Exercise prompt.
Wherever the word "usually" appears in a line, extract that line.

Data entries:
>>>>
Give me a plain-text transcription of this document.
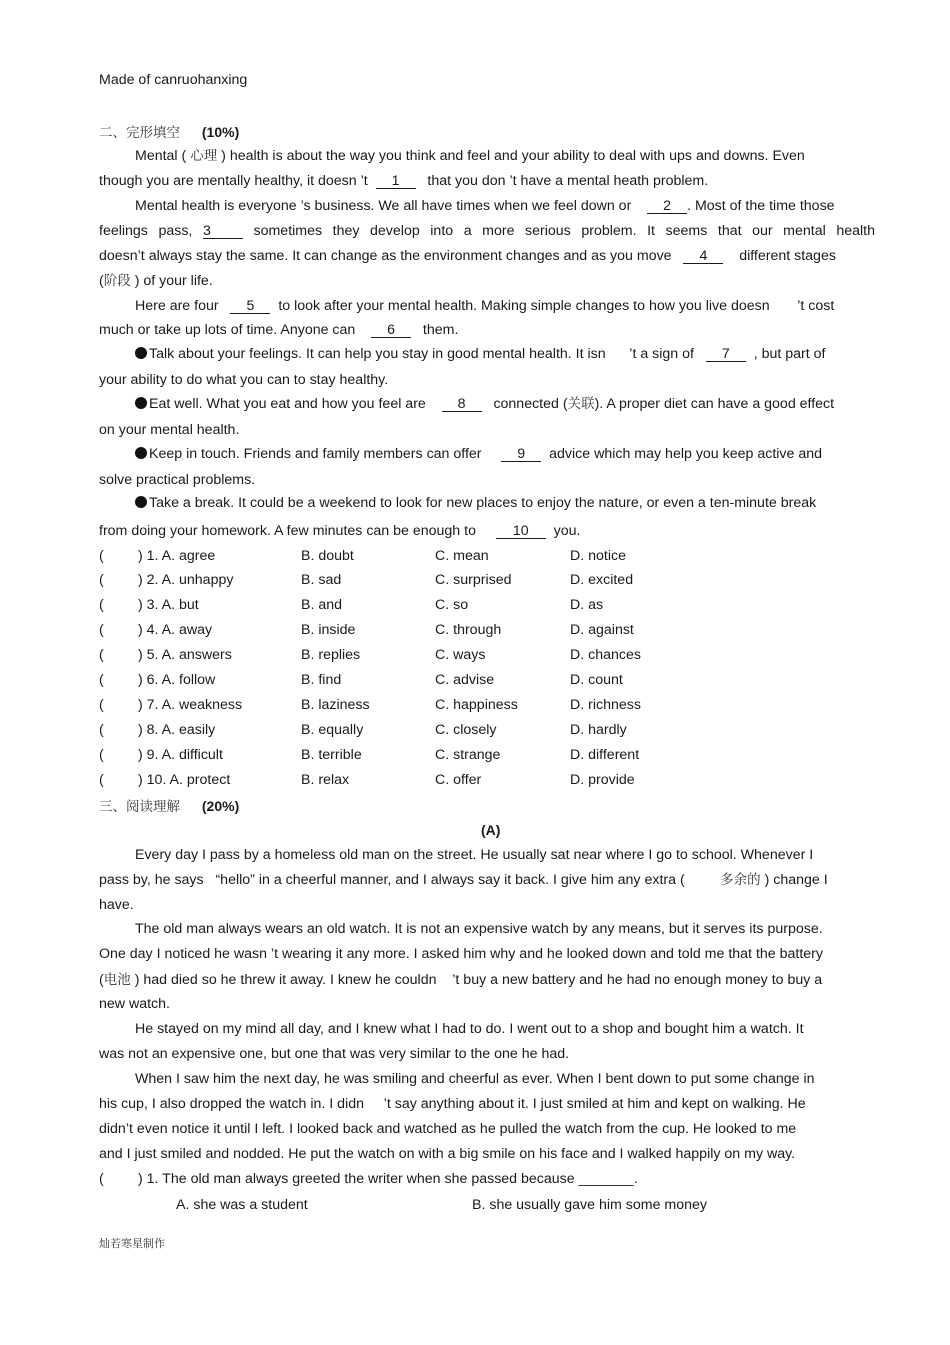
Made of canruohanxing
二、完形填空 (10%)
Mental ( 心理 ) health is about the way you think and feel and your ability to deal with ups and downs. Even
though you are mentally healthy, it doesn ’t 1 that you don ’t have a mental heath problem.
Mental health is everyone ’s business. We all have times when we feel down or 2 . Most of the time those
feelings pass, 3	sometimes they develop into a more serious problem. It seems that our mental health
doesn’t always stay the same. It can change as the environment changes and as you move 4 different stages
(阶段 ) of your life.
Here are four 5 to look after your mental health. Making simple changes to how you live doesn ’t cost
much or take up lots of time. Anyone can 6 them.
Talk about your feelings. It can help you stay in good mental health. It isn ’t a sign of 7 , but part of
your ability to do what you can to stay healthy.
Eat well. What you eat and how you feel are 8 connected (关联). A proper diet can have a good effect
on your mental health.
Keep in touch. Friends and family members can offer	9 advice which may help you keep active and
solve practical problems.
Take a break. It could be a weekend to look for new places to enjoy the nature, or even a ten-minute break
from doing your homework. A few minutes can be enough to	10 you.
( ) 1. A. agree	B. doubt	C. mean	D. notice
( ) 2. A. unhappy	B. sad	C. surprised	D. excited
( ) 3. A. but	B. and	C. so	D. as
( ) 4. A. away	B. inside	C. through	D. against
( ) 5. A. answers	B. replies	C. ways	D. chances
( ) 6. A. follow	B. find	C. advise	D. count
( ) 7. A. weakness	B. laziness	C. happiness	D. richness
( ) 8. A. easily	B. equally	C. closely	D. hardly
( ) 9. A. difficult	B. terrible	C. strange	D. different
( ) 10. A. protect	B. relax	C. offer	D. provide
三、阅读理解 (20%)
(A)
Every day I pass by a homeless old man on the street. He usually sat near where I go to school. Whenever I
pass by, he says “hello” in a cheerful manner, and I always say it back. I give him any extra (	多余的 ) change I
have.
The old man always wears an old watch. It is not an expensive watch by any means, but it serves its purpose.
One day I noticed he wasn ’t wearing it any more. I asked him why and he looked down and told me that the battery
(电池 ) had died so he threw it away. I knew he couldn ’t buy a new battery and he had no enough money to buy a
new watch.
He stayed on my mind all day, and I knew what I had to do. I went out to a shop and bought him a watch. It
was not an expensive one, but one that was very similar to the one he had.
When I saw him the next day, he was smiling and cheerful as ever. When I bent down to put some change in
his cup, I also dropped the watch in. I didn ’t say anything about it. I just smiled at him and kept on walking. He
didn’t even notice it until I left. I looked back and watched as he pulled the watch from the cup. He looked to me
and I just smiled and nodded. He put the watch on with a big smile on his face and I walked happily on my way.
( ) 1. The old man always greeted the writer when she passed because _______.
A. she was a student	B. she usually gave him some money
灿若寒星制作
<<<<
>>>>
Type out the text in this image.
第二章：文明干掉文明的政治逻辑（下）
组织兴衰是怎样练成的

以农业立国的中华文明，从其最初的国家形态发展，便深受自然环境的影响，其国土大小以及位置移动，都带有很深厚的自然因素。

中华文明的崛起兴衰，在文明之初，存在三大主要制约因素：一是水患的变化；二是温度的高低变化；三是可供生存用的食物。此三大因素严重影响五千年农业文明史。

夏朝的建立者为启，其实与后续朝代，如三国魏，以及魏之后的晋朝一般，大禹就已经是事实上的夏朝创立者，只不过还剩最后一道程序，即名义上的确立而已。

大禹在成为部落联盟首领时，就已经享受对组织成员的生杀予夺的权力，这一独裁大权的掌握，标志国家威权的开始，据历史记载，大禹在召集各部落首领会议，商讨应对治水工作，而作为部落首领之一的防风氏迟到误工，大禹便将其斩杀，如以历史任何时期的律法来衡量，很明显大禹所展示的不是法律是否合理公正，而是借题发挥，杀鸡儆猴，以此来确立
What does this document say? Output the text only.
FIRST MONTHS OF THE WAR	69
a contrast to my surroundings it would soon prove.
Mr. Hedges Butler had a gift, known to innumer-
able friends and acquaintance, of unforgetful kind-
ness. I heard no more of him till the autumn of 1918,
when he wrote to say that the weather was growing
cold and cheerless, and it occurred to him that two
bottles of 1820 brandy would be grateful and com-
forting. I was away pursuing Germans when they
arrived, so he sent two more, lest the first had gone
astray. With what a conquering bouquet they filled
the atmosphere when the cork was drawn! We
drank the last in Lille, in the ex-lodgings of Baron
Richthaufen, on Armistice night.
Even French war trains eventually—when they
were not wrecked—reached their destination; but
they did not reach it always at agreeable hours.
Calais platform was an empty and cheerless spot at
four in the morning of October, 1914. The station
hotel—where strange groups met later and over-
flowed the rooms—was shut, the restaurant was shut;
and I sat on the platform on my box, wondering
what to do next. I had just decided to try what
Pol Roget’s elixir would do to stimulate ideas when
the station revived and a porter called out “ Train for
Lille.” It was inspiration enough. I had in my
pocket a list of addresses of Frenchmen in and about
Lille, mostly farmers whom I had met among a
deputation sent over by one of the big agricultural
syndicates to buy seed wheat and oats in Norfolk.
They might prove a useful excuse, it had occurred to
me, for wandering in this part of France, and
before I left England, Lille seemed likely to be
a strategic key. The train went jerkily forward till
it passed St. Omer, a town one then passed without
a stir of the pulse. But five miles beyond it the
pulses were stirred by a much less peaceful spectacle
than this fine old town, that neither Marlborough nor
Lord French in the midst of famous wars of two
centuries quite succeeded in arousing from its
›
<<<<
Finished exercise.
Every day I pass by a homeless old man on the street. He usually sat near where I go to school. Whenever I
A. she was a student	B. she usually gave him some money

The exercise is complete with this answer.